## [DATASET CONTENT]

-- begin --

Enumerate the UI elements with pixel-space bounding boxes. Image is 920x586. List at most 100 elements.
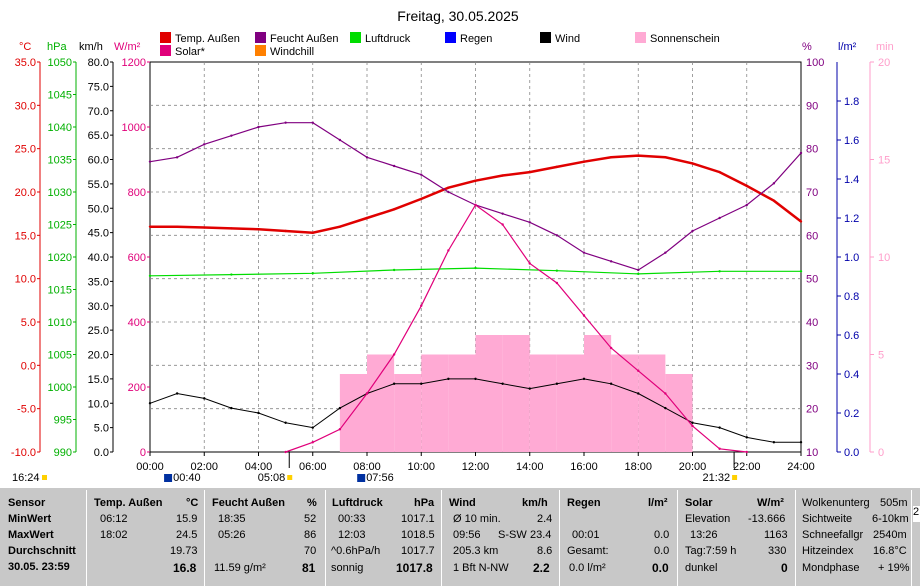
legend-label-sunshine: Sonnenschein bbox=[650, 33, 720, 45]
visibility-label: Sichtweite bbox=[802, 513, 853, 525]
pressure-axis-tick: 1005 bbox=[48, 350, 72, 362]
series-point bbox=[311, 441, 314, 444]
wind-axis-tick: 25.0 bbox=[88, 325, 109, 337]
series-point bbox=[528, 170, 531, 174]
solar-axis-tick: 800 bbox=[128, 187, 146, 199]
series-point bbox=[664, 156, 667, 159]
legend-label-pressure: Luftdruck bbox=[365, 33, 411, 45]
series-point bbox=[392, 208, 396, 211]
sunshine-bar bbox=[394, 374, 422, 452]
rain-axis-tick: 1.2 bbox=[844, 213, 859, 225]
wind-max: 23.4 bbox=[530, 529, 552, 541]
series-point bbox=[365, 216, 369, 220]
solar-day: Tag:7:59 h bbox=[685, 545, 737, 557]
pressure-axis-tick: 1020 bbox=[48, 252, 72, 264]
temp-now: 16.8 bbox=[173, 561, 197, 575]
rain-total-label: Gesamt: bbox=[567, 545, 609, 557]
solar-elev: -13.666 bbox=[748, 513, 786, 525]
series-point bbox=[284, 450, 287, 454]
temp-axis-tick: 10.0 bbox=[15, 274, 36, 286]
x-axis-tick: 24:00 bbox=[787, 461, 815, 473]
rain-axis-tick: 0.8 bbox=[844, 291, 859, 303]
solar-axis-tick: 400 bbox=[128, 317, 146, 329]
moon-phase-label: Mondphase bbox=[802, 562, 860, 574]
rain-rate: 0.0 l/m² bbox=[569, 562, 606, 574]
humidity-axis-tick: 80 bbox=[806, 144, 818, 156]
humidity-abs: 11.59 g/m² bbox=[214, 562, 266, 574]
legend-swatch-solar bbox=[160, 45, 171, 56]
table-divider bbox=[677, 490, 678, 586]
solar-axis-unit: W/m² bbox=[114, 41, 141, 53]
series-point bbox=[691, 229, 694, 233]
series-point bbox=[230, 406, 233, 410]
series-point bbox=[555, 281, 559, 285]
cloud-base-value: 505m bbox=[880, 497, 908, 509]
series-point bbox=[691, 421, 694, 424]
wind-axis-tick: 65.0 bbox=[88, 130, 109, 142]
series-point bbox=[528, 221, 531, 224]
humidity-min-time: 18:35 bbox=[218, 513, 246, 525]
legend-swatch-sunshine bbox=[635, 32, 646, 43]
series-point bbox=[257, 125, 260, 129]
series-point bbox=[555, 382, 559, 385]
pressure-axis-tick: 1045 bbox=[48, 90, 72, 102]
series-point bbox=[664, 406, 667, 410]
pressure-max: 1018.5 bbox=[401, 529, 435, 541]
solar-state: dunkel bbox=[685, 562, 718, 574]
wind-now: 2.2 bbox=[533, 561, 550, 575]
axes: 35.0 30.0 25.0 20.0 15.0 10.0 5.0 0.0 -5.0 -10.0 1… bbox=[11, 57, 890, 473]
legend-swatch-temp bbox=[160, 32, 171, 43]
series-point bbox=[447, 249, 450, 252]
sunshine-bar bbox=[339, 374, 367, 452]
sunshine-bar bbox=[584, 335, 612, 452]
temp-axis-unit: °C bbox=[19, 41, 31, 53]
series-point bbox=[718, 270, 721, 273]
series-point bbox=[365, 392, 369, 395]
humidity-min: 52 bbox=[304, 513, 317, 525]
max-row-label: MaxWert bbox=[8, 529, 54, 541]
series-point bbox=[311, 272, 314, 275]
wind-axis-tick: 80.0 bbox=[88, 57, 109, 69]
legend: Temp. Außen Feucht Außen Luftdruck Regen… bbox=[160, 32, 720, 58]
sensor-header: Sensor bbox=[8, 497, 46, 509]
series-point bbox=[582, 251, 586, 254]
series-point bbox=[447, 377, 450, 381]
wind-axis-tick: 75.0 bbox=[88, 81, 109, 93]
series-point bbox=[799, 270, 803, 273]
temp-max: 24.5 bbox=[176, 529, 198, 541]
series-point bbox=[420, 197, 423, 201]
wind-axis-tick: 15.0 bbox=[88, 374, 109, 386]
stats-table bbox=[0, 488, 920, 586]
temp-min: 15.9 bbox=[176, 513, 198, 525]
wind-axis-tick: 0.0 bbox=[94, 447, 109, 459]
legend-label-rain: Regen bbox=[460, 33, 492, 45]
series-point bbox=[582, 377, 586, 381]
rain-unit: l/m² bbox=[648, 497, 668, 509]
series-point bbox=[637, 272, 640, 276]
sunset-time: 21:32 bbox=[703, 472, 731, 484]
sunshine-bar bbox=[367, 354, 395, 452]
moonrise-icon bbox=[164, 474, 173, 482]
series-point bbox=[582, 160, 586, 163]
rain-now: 0.0 bbox=[652, 561, 669, 575]
pressure-avg: 1017.7 bbox=[401, 545, 435, 557]
legend-swatch-wind bbox=[540, 32, 551, 43]
start-time: 16:24 bbox=[12, 472, 40, 484]
solar-header: Solar bbox=[685, 497, 713, 509]
series-point bbox=[609, 260, 613, 263]
series-point bbox=[392, 164, 396, 168]
x-axis-tick: 12:00 bbox=[462, 461, 490, 473]
x-axis-tick: 00:00 bbox=[136, 461, 164, 473]
solar-axis-tick: 200 bbox=[128, 382, 146, 394]
table-divider bbox=[325, 490, 326, 586]
humidity-axis-tick: 10 bbox=[806, 447, 818, 459]
series-point bbox=[230, 227, 233, 230]
pressure-axis-tick: 1000 bbox=[48, 382, 72, 394]
temp-axis-tick: 15.0 bbox=[15, 230, 36, 242]
wind-axis-tick: 70.0 bbox=[88, 106, 109, 118]
pressure-trend: ^0.6hPa/h bbox=[331, 545, 381, 557]
sunshine-bar bbox=[529, 354, 557, 452]
series-point bbox=[745, 436, 748, 439]
x-axis-tick: 14:00 bbox=[516, 461, 544, 473]
date-label: 30.05. 23:59 bbox=[8, 561, 70, 573]
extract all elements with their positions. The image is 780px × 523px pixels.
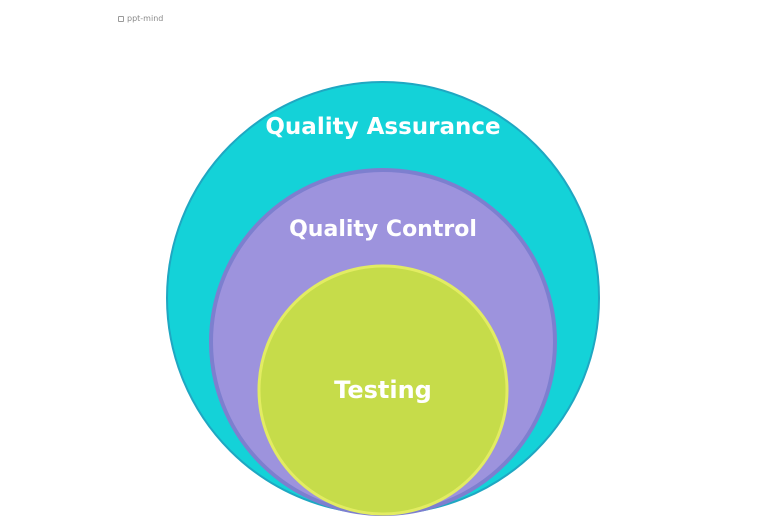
watermark-text: ppt-mind [127, 14, 164, 23]
testing-circle [257, 264, 509, 516]
quality-assurance-label: Quality Assurance [265, 114, 500, 140]
logo-icon [118, 15, 124, 22]
watermark: ppt-mind [118, 14, 163, 23]
quality-control-label: Quality Control [289, 217, 477, 242]
testing-label: Testing [334, 376, 432, 404]
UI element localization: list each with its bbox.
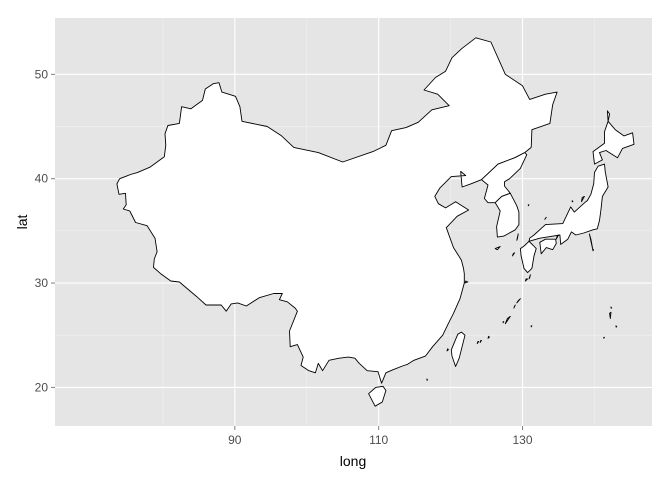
region-awaji <box>555 234 559 240</box>
region-north-korea <box>481 152 528 204</box>
region-ogasawara <box>609 311 612 319</box>
y-tick-label: 20 <box>35 380 49 394</box>
region-dongsha <box>426 378 429 381</box>
region-yakushima <box>524 278 529 282</box>
x-tick-label: 110 <box>369 433 388 447</box>
region-pescadores <box>446 348 449 352</box>
region-iriomote <box>476 341 480 345</box>
region-oki <box>544 216 547 220</box>
x-axis: 90 110 130 <box>228 426 533 447</box>
x-axis-title: long <box>340 453 366 469</box>
region-ulleung <box>527 204 530 207</box>
region-okinawa <box>504 315 511 325</box>
y-tick-label: 40 <box>35 172 49 186</box>
region-hainan <box>368 385 387 407</box>
y-tick-label: 50 <box>35 67 49 81</box>
region-zhoushan <box>464 280 469 284</box>
y-axis-title: lat <box>14 215 30 230</box>
x-tick-label: 90 <box>228 433 242 447</box>
region-tokunoshima <box>513 304 516 309</box>
region-daito <box>530 325 533 328</box>
region-sakhalin-tip <box>606 110 611 122</box>
region-minamitorishima-area <box>615 325 618 328</box>
region-sado <box>581 195 585 203</box>
map-regions <box>116 37 635 407</box>
region-hokkaido <box>592 120 635 165</box>
region-amami <box>516 298 521 304</box>
region-hachijojima <box>592 249 595 252</box>
region-tanegashima <box>528 274 531 280</box>
region-south-korea <box>494 192 520 238</box>
region-shikoku <box>539 238 557 255</box>
region-ishigaki <box>479 339 482 343</box>
region-goto <box>512 252 516 257</box>
region-bonin-small <box>610 306 613 309</box>
y-tick-label: 30 <box>35 276 49 290</box>
region-izu-islands <box>588 233 594 252</box>
region-china <box>116 37 558 384</box>
region-taiwan <box>450 331 466 367</box>
y-axis: 20 30 40 50 <box>35 67 55 394</box>
region-nansei-small <box>502 321 505 324</box>
region-kyushu <box>519 240 537 274</box>
region-tsushima <box>516 233 519 241</box>
major-gridlines <box>55 18 652 426</box>
region-miyako <box>487 335 490 339</box>
region-iwo <box>603 336 605 339</box>
x-tick-label: 130 <box>513 433 533 447</box>
region-honshu <box>528 163 609 245</box>
region-noto-small <box>571 200 574 203</box>
region-jeju <box>494 246 501 251</box>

-- end --

## [PROMPT]
Format everything from the line containing "legend-label-sunshine: Sonnenschein bbox=[650, 33, 720, 45]" down to the line containing "axes: 35.0 30.0" as a JSON list of strings, one string per line, omitting blank lines.

## [WORKED ANSWER]
[
  "legend-label-sunshine: Sonnenschein bbox=[650, 33, 720, 45]",
  "visibility-label: Sichtweite bbox=[802, 513, 853, 525]",
  "pressure-axis-tick: 1005 bbox=[48, 350, 72, 362]",
  "series-point bbox=[311, 441, 314, 444]",
  "wind-axis-tick: 25.0 bbox=[88, 325, 109, 337]",
  "series-point bbox=[528, 170, 531, 174]",
  "solar-axis-tick: 800 bbox=[128, 187, 146, 199]",
  "series-point bbox=[664, 156, 667, 159]",
  "legend-label-pressure: Luftdruck bbox=[365, 33, 411, 45]",
  "series-point bbox=[392, 208, 396, 211]",
  "sunshine-bar bbox=[394, 374, 422, 452]",
  "rain-axis-tick: 1.2 bbox=[844, 213, 859, 225]",
  "wind-max: 23.4 bbox=[530, 529, 552, 541]",
  "series-point bbox=[365, 216, 369, 220]",
  "solar-day: Tag:7:59 h bbox=[685, 545, 737, 557]",
  "pressure-axis-tick: 1020 bbox=[48, 252, 72, 264]",
  "temp-now: 16.8 bbox=[173, 561, 197, 575]",
  "rain-total-label: Gesamt: bbox=[567, 545, 609, 557]",
  "solar-elev: -13.666 bbox=[748, 513, 786, 525]",
  "series-point bbox=[284, 450, 287, 454]",
  "temp-axis-tick: 10.0 bbox=[15, 274, 36, 286]",
  "x-axis-tick: 24:00 bbox=[787, 461, 815, 473]",
  "rain-axis-tick: 0.8 bbox=[844, 291, 859, 303]",
  "solar-axis-tick: 400 bbox=[128, 317, 146, 329]",
  "moon-phase-label: Mondphase bbox=[802, 562, 860, 574]",
  "rain-rate: 0.0 l/m² bbox=[569, 562, 606, 574]",
  "humidity-axis-tick: 80 bbox=[806, 144, 818, 156]",
  "humidity-abs: 11.59 g/m² bbox=[214, 562, 266, 574]",
  "legend-swatch-solar bbox=[160, 45, 171, 56]",
  "table-divider bbox=[677, 490, 678, 586]",
  "solar-axis-unit: W/m² bbox=[114, 41, 141, 53]",
  "series-point bbox=[691, 229, 694, 233]",
  "series-point bbox=[230, 406, 233, 410]",
  "series-point bbox=[555, 281, 559, 285]",
  "cloud-base-value: 505m bbox=[880, 497, 908, 509]",
  "series-point bbox=[691, 421, 694, 424]",
  "wind-axis-tick: 65.0 bbox=[88, 130, 109, 142]",
  "series-point bbox=[528, 221, 531, 224]",
  "humidity-min-time: 18:35 bbox=[218, 513, 246, 525]",
  "legend-swatch-sunshine bbox=[635, 32, 646, 43]",
  "series-point bbox=[257, 125, 260, 129]",
  "series-point bbox=[555, 382, 559, 385]",
  "pressure-axis-tick: 1045 bbox=[48, 90, 72, 102]",
  "series-point bbox=[664, 406, 667, 410]",
  "pressure-max: 1018.5 bbox=[401, 529, 435, 541]",
  "solar-state: dunkel bbox=[685, 562, 718, 574]",
  "wind-now: 2.2 bbox=[533, 561, 550, 575]",
  "axes: 35.0 30.0 25.0 20.0 15.0 10.0 5.0 0.0 -5.0 -10.0 1… bbox=[11, 57, 890, 473]"
]